Requirement :: Output every record below exactly as it appears.

Structured figure records:
○ ○ ○ ○ ○

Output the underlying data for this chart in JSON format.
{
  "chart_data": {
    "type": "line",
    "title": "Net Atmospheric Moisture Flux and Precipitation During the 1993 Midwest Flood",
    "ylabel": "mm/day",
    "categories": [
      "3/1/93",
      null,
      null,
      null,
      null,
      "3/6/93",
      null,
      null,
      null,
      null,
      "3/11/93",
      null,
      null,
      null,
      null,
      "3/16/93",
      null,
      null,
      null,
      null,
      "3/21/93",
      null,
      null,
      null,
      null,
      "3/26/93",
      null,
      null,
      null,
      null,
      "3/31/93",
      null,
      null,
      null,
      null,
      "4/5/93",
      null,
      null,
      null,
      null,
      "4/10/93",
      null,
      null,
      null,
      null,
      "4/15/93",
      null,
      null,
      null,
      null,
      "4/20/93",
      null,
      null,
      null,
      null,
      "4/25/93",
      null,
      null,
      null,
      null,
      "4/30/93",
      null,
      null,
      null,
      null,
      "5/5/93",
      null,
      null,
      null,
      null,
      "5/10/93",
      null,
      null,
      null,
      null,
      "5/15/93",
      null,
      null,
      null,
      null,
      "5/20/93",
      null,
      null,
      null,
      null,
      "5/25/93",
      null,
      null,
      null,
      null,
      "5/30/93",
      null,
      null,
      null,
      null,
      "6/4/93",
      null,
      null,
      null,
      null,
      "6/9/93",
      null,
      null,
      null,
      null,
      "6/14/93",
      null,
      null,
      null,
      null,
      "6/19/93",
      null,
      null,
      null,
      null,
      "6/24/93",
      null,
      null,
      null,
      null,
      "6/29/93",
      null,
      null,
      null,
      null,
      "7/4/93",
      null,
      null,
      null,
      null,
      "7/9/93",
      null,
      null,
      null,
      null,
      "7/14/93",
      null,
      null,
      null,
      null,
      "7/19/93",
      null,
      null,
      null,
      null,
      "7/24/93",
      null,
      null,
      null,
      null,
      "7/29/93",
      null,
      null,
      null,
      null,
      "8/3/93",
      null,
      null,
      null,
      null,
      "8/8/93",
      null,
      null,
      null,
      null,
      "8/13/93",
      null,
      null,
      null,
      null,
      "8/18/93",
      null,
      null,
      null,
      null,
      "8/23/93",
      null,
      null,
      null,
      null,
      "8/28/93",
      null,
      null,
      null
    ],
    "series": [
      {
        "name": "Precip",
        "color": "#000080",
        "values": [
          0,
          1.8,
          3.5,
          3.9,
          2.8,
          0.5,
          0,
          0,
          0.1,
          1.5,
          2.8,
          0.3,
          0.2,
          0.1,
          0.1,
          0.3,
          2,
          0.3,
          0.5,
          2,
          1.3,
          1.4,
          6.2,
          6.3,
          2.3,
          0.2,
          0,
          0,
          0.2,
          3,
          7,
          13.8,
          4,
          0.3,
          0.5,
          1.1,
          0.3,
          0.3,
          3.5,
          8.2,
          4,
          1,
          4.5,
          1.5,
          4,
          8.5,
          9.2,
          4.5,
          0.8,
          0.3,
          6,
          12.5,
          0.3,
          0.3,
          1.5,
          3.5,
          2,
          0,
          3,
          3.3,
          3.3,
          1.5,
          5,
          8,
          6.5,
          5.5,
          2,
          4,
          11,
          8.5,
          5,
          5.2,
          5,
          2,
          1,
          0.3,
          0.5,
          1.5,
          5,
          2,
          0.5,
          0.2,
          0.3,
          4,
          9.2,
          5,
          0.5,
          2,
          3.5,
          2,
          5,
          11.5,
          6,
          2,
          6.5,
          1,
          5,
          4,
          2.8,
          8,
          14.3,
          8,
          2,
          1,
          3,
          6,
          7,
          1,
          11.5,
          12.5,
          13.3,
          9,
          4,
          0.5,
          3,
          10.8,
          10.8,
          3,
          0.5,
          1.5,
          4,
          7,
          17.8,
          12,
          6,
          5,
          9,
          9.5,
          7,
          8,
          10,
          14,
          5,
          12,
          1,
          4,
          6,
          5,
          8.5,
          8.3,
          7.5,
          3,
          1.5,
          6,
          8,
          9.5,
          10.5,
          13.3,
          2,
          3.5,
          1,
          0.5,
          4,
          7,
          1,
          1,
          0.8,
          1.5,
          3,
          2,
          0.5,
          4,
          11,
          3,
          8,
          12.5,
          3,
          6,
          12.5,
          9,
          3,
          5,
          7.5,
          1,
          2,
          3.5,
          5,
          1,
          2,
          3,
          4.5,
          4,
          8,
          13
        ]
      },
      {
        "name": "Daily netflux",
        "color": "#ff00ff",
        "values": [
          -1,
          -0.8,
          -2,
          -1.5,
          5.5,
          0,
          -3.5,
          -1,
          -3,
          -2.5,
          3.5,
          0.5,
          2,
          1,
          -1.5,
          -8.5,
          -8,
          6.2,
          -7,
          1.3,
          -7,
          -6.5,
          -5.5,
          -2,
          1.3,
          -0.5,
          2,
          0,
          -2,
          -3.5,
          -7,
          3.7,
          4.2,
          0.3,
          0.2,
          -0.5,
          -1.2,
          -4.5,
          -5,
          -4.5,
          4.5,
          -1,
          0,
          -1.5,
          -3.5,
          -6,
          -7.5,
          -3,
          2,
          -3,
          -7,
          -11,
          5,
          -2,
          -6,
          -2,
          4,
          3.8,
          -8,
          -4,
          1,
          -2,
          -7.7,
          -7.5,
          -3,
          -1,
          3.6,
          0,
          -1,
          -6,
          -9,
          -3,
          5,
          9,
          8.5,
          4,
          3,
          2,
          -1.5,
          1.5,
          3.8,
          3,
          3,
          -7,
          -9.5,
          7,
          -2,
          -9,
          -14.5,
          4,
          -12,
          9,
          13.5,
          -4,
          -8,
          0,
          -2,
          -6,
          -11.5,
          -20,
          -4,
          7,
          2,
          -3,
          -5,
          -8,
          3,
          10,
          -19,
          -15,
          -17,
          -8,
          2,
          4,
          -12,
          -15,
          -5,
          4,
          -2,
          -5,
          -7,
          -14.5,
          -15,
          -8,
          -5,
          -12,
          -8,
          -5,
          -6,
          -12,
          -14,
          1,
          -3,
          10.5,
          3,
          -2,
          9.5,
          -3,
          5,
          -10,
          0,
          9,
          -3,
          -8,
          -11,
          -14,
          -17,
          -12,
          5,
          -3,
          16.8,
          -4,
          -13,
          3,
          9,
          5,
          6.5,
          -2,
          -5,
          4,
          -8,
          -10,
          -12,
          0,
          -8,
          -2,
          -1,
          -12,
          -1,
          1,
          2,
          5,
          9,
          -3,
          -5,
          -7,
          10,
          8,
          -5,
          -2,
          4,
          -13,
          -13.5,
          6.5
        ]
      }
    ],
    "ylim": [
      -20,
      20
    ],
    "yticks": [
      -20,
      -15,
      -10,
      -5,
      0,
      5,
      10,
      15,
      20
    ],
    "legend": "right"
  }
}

○ ○ ○ ○ ○

Full response ::
Output the underlying data for this chart in JSON format.
{
  "chart_data": {
    "type": "line",
    "title": "Net Atmospheric Moisture Flux and Precipitation During the 1993 Midwest Flood",
    "ylabel": "mm/day",
    "categories": [
      "3/1/93",
      null,
      null,
      null,
      null,
      "3/6/93",
      null,
      null,
      null,
      null,
      "3/11/93",
      null,
      null,
      null,
      null,
      "3/16/93",
      null,
      null,
      null,
      null,
      "3/21/93",
      null,
      null,
      null,
      null,
      "3/26/93",
      null,
      null,
      null,
      null,
      "3/31/93",
      null,
      null,
      null,
      null,
      "4/5/93",
      null,
      null,
      null,
      null,
      "4/10/93",
      null,
      null,
      null,
      null,
      "4/15/93",
      null,
      null,
      null,
      null,
      "4/20/93",
      null,
      null,
      null,
      null,
      "4/25/93",
      null,
      null,
      null,
      null,
      "4/30/93",
      null,
      null,
      null,
      null,
      "5/5/93",
      null,
      null,
      null,
      null,
      "5/10/93",
      null,
      null,
      null,
      null,
      "5/15/93",
      null,
      null,
      null,
      null,
      "5/20/93",
      null,
      null,
      null,
      null,
      "5/25/93",
      null,
      null,
      null,
      null,
      "5/30/93",
      null,
      null,
      null,
      null,
      "6/4/93",
      null,
      null,
      null,
      null,
      "6/9/93",
      null,
      null,
      null,
      null,
      "6/14/93",
      null,
      null,
      null,
      null,
      "6/19/93",
      null,
      null,
      null,
      null,
      "6/24/93",
      null,
      null,
      null,
      null,
      "6/29/93",
      null,
      null,
      null,
      null,
      "7/4/93",
      null,
      null,
      null,
      null,
      "7/9/93",
      null,
      null,
      null,
      null,
      "7/14/93",
      null,
      null,
      null,
      null,
      "7/19/93",
      null,
      null,
      null,
      null,
      "7/24/93",
      null,
      null,
      null,
      null,
      "7/29/93",
      null,
      null,
      null,
      null,
      "8/3/93",
      null,
      null,
      null,
      null,
      "8/8/93",
      null,
      null,
      null,
      null,
      "8/13/93",
      null,
      null,
      null,
      null,
      "8/18/93",
      null,
      null,
      null,
      null,
      "8/23/93",
      null,
      null,
      null,
      null,
      "8/28/93",
      null,
      null,
      null
    ],
    "series": [
      {
        "name": "Precip",
        "color": "#000080",
        "values": [
          0,
          1.8,
          3.5,
          3.9,
          2.8,
          0.5,
          0,
          0,
          0.1,
          1.5,
          2.8,
          0.3,
          0.2,
          0.1,
          0.1,
          0.3,
          2,
          0.3,
          0.5,
          2,
          1.3,
          1.4,
          6.2,
          6.3,
          2.3,
          0.2,
          0,
          0,
          0.2,
          3,
          7,
          13.8,
          4,
          0.3,
          0.5,
          1.1,
          0.3,
          0.3,
          3.5,
          8.2,
          4,
          1,
          4.5,
          1.5,
          4,
          8.5,
          9.2,
          4.5,
          0.8,
          0.3,
          6,
          12.5,
          0.3,
          0.3,
          1.5,
          3.5,
          2,
          0,
          3,
          3.3,
          3.3,
          1.5,
          5,
          8,
          6.5,
          5.5,
          2,
          4,
          11,
          8.5,
          5,
          5.2,
          5,
          2,
          1,
          0.3,
          0.5,
          1.5,
          5,
          2,
          0.5,
          0.2,
          0.3,
          4,
          9.2,
          5,
          0.5,
          2,
          3.5,
          2,
          5,
          11.5,
          6,
          2,
          6.5,
          1,
          5,
          4,
          2.8,
          8,
          14.3,
          8,
          2,
          1,
          3,
          6,
          7,
          1,
          11.5,
          12.5,
          13.3,
          9,
          4,
          0.5,
          3,
          10.8,
          10.8,
          3,
          0.5,
          1.5,
          4,
          7,
          17.8,
          12,
          6,
          5,
          9,
          9.5,
          7,
          8,
          10,
          14,
          5,
          12,
          1,
          4,
          6,
          5,
          8.5,
          8.3,
          7.5,
          3,
          1.5,
          6,
          8,
          9.5,
          10.5,
          13.3,
          2,
          3.5,
          1,
          0.5,
          4,
          7,
          1,
          1,
          0.8,
          1.5,
          3,
          2,
          0.5,
          4,
          11,
          3,
          8,
          12.5,
          3,
          6,
          12.5,
          9,
          3,
          5,
          7.5,
          1,
          2,
          3.5,
          5,
          1,
          2,
          3,
          4.5,
          4,
          8,
          13
        ]
      },
      {
        "name": "Daily netflux",
        "color": "#ff00ff",
        "values": [
          -1,
          -0.8,
          -2,
          -1.5,
          5.5,
          0,
          -3.5,
          -1,
          -3,
          -2.5,
          3.5,
          0.5,
          2,
          1,
          -1.5,
          -8.5,
          -8,
          6.2,
          -7,
          1.3,
          -7,
          -6.5,
          -5.5,
          -2,
          1.3,
          -0.5,
          2,
          0,
          -2,
          -3.5,
          -7,
          3.7,
          4.2,
          0.3,
          0.2,
          -0.5,
          -1.2,
          -4.5,
          -5,
          -4.5,
          4.5,
          -1,
          0,
          -1.5,
          -3.5,
          -6,
          -7.5,
          -3,
          2,
          -3,
          -7,
          -11,
          5,
          -2,
          -6,
          -2,
          4,
          3.8,
          -8,
          -4,
          1,
          -2,
          -7.7,
          -7.5,
          -3,
          -1,
          3.6,
          0,
          -1,
          -6,
          -9,
          -3,
          5,
          9,
          8.5,
          4,
          3,
          2,
          -1.5,
          1.5,
          3.8,
          3,
          3,
          -7,
          -9.5,
          7,
          -2,
          -9,
          -14.5,
          4,
          -12,
          9,
          13.5,
          -4,
          -8,
          0,
          -2,
          -6,
          -11.5,
          -20,
          -4,
          7,
          2,
          -3,
          -5,
          -8,
          3,
          10,
          -19,
          -15,
          -17,
          -8,
          2,
          4,
          -12,
          -15,
          -5,
          4,
          -2,
          -5,
          -7,
          -14.5,
          -15,
          -8,
          -5,
          -12,
          -8,
          -5,
          -6,
          -12,
          -14,
          1,
          -3,
          10.5,
          3,
          -2,
          9.5,
          -3,
          5,
          -10,
          0,
          9,
          -3,
          -8,
          -11,
          -14,
          -17,
          -12,
          5,
          -3,
          16.8,
          -4,
          -13,
          3,
          9,
          5,
          6.5,
          -2,
          -5,
          4,
          -8,
          -10,
          -12,
          0,
          -8,
          -2,
          -1,
          -12,
          -1,
          1,
          2,
          5,
          9,
          -3,
          -5,
          -7,
          10,
          8,
          -5,
          -2,
          4,
          -13,
          -13.5,
          6.5
        ]
      }
    ],
    "ylim": [
      -20,
      20
    ],
    "yticks": [
      -20,
      -15,
      -10,
      -5,
      0,
      5,
      10,
      15,
      20
    ],
    "legend": "right"
  }
}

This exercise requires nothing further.